抜粋:
# # #

写真の正面には太宰の「三厩の宿」、村上旅館がありました。残念ながら更地になっていました。青森県立図書館で調べた住宅地図で確認していますので間違いないとおもいます。ここで面白いのは、写真の右に交通標識(国道の番号が書かれている)があるのですが、国道280号線と国道339号線の標識が上下にあります。国道280号線と国道339号線の境になるわけです。

 国道280号は、青森県青森市から北海道函館市までの一般国道である。青森県東津軽郡外ヶ浜町で一旦途絶えているが、海上区間によって北海道へ至り、北海道内は国道228号と重複して函館市に通じている。青森県東津軽郡外ヶ浜町(旧三厩村)〜北海道松前郡福島町間38kmの三福航路には、1965年より東日本フェリーがフェリーを運航し、青函トンネルの建設資材運搬にも当たっていたが、1998年以降休止しており、就航再開の目処が立っていない。
 国道339号は、青森県弘前市から東津軽郡外ヶ浜町に至る一般国道である。東津軽郡外ヶ浜町龍飛の龍飛岬附近に「階段国道」と呼ばれる区間があることで有名。(ウイキペディア参照)

 JR津軽線の終点三厩駅も撮影しましたので、掲載しておきます。

「義経寺」
<義経寺>
 昭和19年5月18日、太宰とN君は三厩(みんまや)の村上旅館で一泊後、竜飛岬に向かいます。

# # #

[データセットのエントリ]

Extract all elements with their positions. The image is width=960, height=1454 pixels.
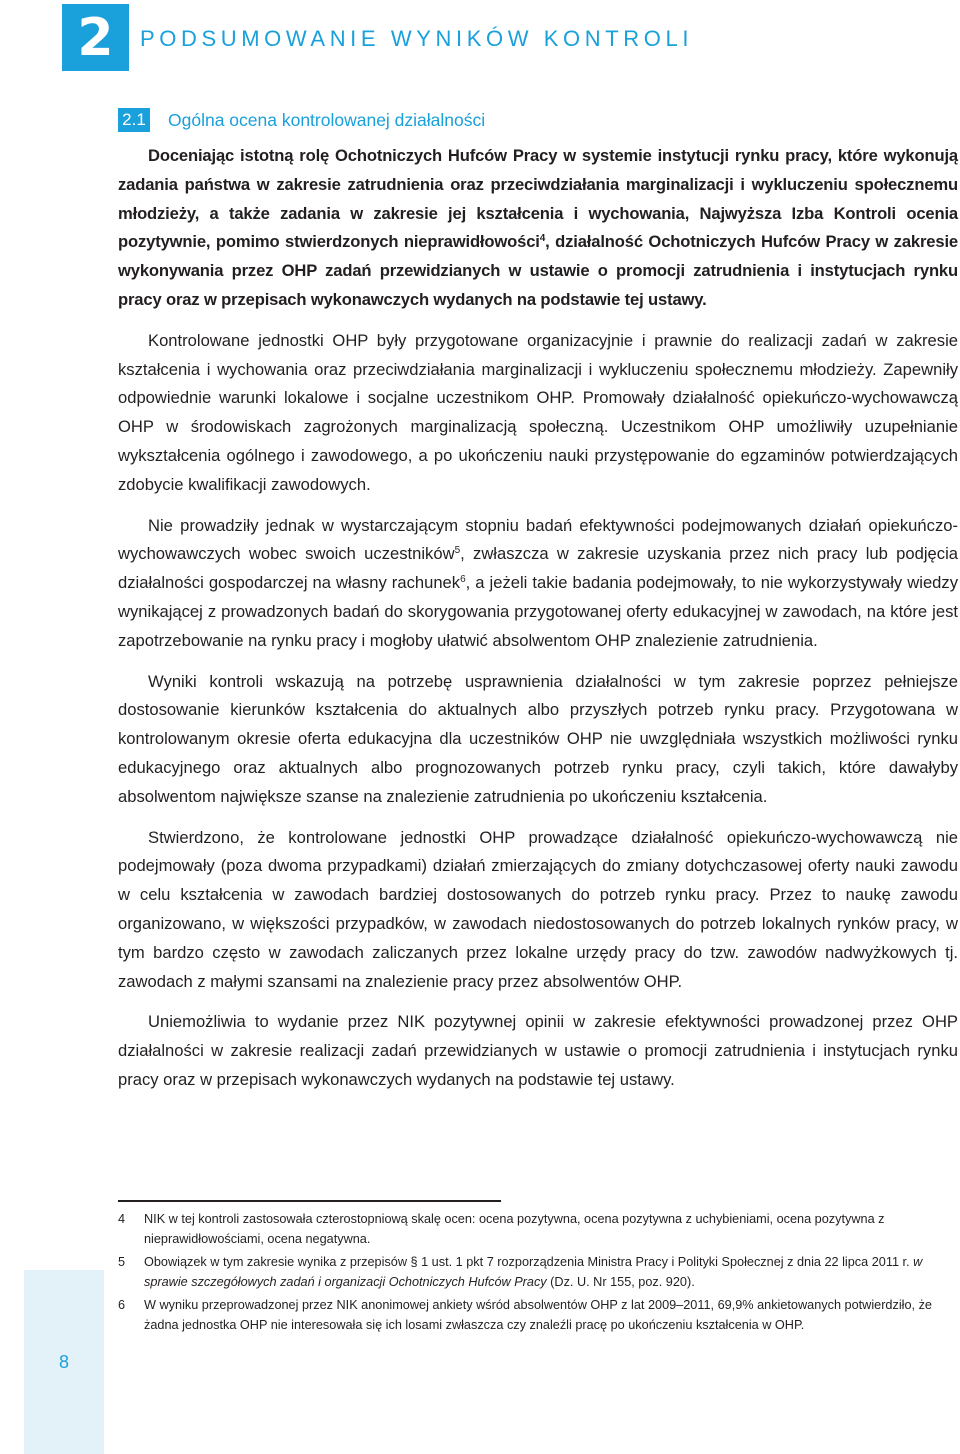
- footnote-number: 6: [118, 1298, 126, 1312]
- footnote-4: [118, 1210, 960, 1249]
- paragraph-2-text-b: , zwłaszcza w zakresie uzyskania przez nich pracy lub podjęcia działalności gospodarczej na własny rachunek: [118, 544, 958, 593]
- footnotes: [118, 1210, 960, 1339]
- footnote-number: 5: [118, 1255, 126, 1269]
- paragraph-3: Wyniki kontroli wskazują na potrzebę usprawnienia działalności w tym zakresie poprzez pełniejsze dostosowanie kierunków kształcenia do aktualnych albo przyszłych potrzeb rynku pracy. Przygotowana w kontrolowanym okresie oferta edukacyjna dla uczestników OHP nie uwzględniała wszystkich możliwości rynku edukacyjnego oraz aktualnych albo prognozowanych potrzeb rynku pracy, czyli takich, które dawałyby absolwentom największe szanse na znalezienie zatrudnienia po ukończeniu kształcenia.: [118, 671, 958, 806]
- footnote-divider: [118, 1200, 501, 1202]
- paragraph-1: Kontrolowane jednostki OHP były przygotowane organizacyjnie i prawnie do realizacji zadań w zakresie kształcenia i wychowania oraz przeciwdziałania marginalizacji i wykluczeniu społecznemu młodzieży. Zapewniły odpowiednie warunki lokalowe i socjalne uczestnikom OHP. Promowały działalność opiekuńczo-wychowawczą OHP w środowiskach zagrożonych marginalizacją społeczną. Uczestnikom OHP umożliwiły uzupełnianie wykształcenia ogólnego i zawodowego, a po ukończeniu nauki przystępowanie do egzaminów potwierdzających zdobycie kwalifikacji zawodowych.: [118, 330, 958, 494]
- footnote-ref-5[interactable]: 5: [454, 545, 461, 557]
- footnote-text: W wyniku przeprowadzonej przez NIK anonimowej ankiety wśród absolwentów OHP z lat 2009–2011, 69,9% ankietowanych potwierdziło, że żadna jednostka OHP nie interesowała się ich losami zwłaszcza czy znaleźli pracę po ukończeniu kształcenia w OHP.: [144, 1298, 932, 1332]
- footnote-5: [118, 1253, 960, 1292]
- page-number: 8: [58, 1352, 69, 1372]
- paragraph-2-text-c: , a jeżeli takie badania podejmowały, to nie wykorzystywały wiedzy wynikającej z prowadzonych badań do skorygowania przygotowanej oferty edukacyjnej w zawodach, na które jest zapotrzebowanie na rynku pracy i mogłoby ułatwić absolwentom OHP znalezienie zatrudnienia.: [118, 573, 958, 650]
- section-title: Ogólna ocena kontrolowanej działalności: [168, 110, 486, 130]
- chapter-number: 2: [77, 7, 114, 68]
- body-text: [118, 142, 958, 1107]
- footnote-text-b: (Dz. U. Nr 155, poz. 920).: [546, 1274, 695, 1289]
- footnote-text-a: Obowiązek w tym zakresie wynika z przepisów § 1 ust. 1 pkt 7 rozporządzenia Ministra Pracy i Polityki Społecznej z dnia 22 lipca 2011 r.: [144, 1255, 914, 1269]
- footnote-number: 4: [118, 1212, 126, 1226]
- chapter-number-box: [62, 4, 129, 71]
- footnote-regulation-title: w sprawie szczegółowych zadań i organizacji Ochotniczych Hufców Pracy: [144, 1255, 923, 1289]
- paragraph-5: Uniemożliwia to wydanie przez NIK pozytywnej opinii w zakresie efektywności prowadzonej przez OHP działalności w zakresie realizacji zadań przewidzianych w ustawie o promocji zatrudnienia i instytucjach rynku pracy oraz w przepisach wykonawczych wydanych na podstawie tej ustawy.: [118, 1012, 958, 1089]
- footnote-ref-6[interactable]: 6: [460, 574, 466, 586]
- section-number: 2.1: [118, 108, 150, 132]
- footnote-text: NIK w tej kontroli zastosowała czterostopniową skalę ocen: ocena pozytywna, ocena pozytywna z uchybieniami, ocena pozytywna z nieprawidłowościami, ocena negatywna.: [144, 1212, 885, 1246]
- footnote-6: [118, 1296, 960, 1335]
- lead-text-a: Doceniając istotną rolę Ochotniczych Hufców Pracy w systemie instytucji rynku pracy, które wykonują zadania państwa w zakresie zatrudnienia oraz przeciwdziałania marginalizacji i wykluczeniu społecznemu młodzieży, a także zadania w zakresie jej kształcenia i wychowania, Najwyższa Izba Kontroli ocenia pozytywnie, pomimo stwierdzonych nieprawidłowości: [118, 146, 958, 252]
- lead-paragraph: [118, 142, 958, 315]
- paragraph-4: Stwierdzono, że kontrolowane jednostki OHP prowadzące działalność opiekuńczo-wychowawczą nie podejmowały (poza dwoma przypadkami) działań zmierzających do zmiany dotychczasowej oferty nauki zawodu w celu kształcenia w zawodach bardziej dostosowanych do potrzeb rynku pracy. Przez to naukę zawodu organizowano, w większości przypadków, w zawodach niedostosowanych do potrzeb lokalnych rynków pracy, w tym bardzo często w zawodach zaliczanych przez lokalne urzędy pracy do tzw. zawodów nadwyżkowych tj. zawodach z małymi szansami na znalezienie pracy przez absolwentów OHP.: [118, 827, 958, 991]
- paragraph-2: [118, 512, 958, 656]
- paragraph-2-text-a: Nie prowadziły jednak w wystarczającym stopniu badań efektywności podejmowanych działań opiekuńczo-wychowawczych wobec swoich uczestników: [118, 515, 958, 564]
- lead-text-b: , działalność Ochotniczych Hufców Pracy w zakresie wykonywania przez OHP zadań przewidzianych w ustawie o promocji zatrudnienia i instytucjach rynku pracy oraz w przepisach wykonawczych wydanych na podstawie tej ustawy.: [118, 232, 958, 309]
- footnote-ref-4[interactable]: 4: [539, 233, 546, 245]
- footnote-text: [144, 1253, 960, 1292]
- chapter-title: PODSUMOWANIE WYNIKÓW KONTROLI: [140, 26, 694, 51]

# # #

やること: 上の抜粋から、「写真の正面には太宰の「三厩の」から「航再開の目処が立っていない。」までを両端も含めて一字一句そのまま書き写すこと。

この問題の解答:
写真の正面には太宰の「三厩の宿」、村上旅館がありました。残念ながら更地になっていました。青森県立図書館で調べた住宅地図で確認していますので間違いないとおもいます。ここで面白いのは、写真の右に交通標識(国道の番号が書かれている)があるのですが、国道280号線と国道339号線の標識が上下にあります。国道280号線と国道339号線の境になるわけです。

 国道280号は、青森県青森市から北海道函館市までの一般国道である。青森県東津軽郡外ヶ浜町で一旦途絶えているが、海上区間によって北海道へ至り、北海道内は国道228号と重複して函館市に通じている。青森県東津軽郡外ヶ浜町(旧三厩村)〜北海道松前郡福島町間38kmの三福航路には、1965年より東日本フェリーがフェリーを運航し、青函トンネルの建設資材運搬にも当たっていたが、1998年以降休止しており、就航再開の目処が立っていない。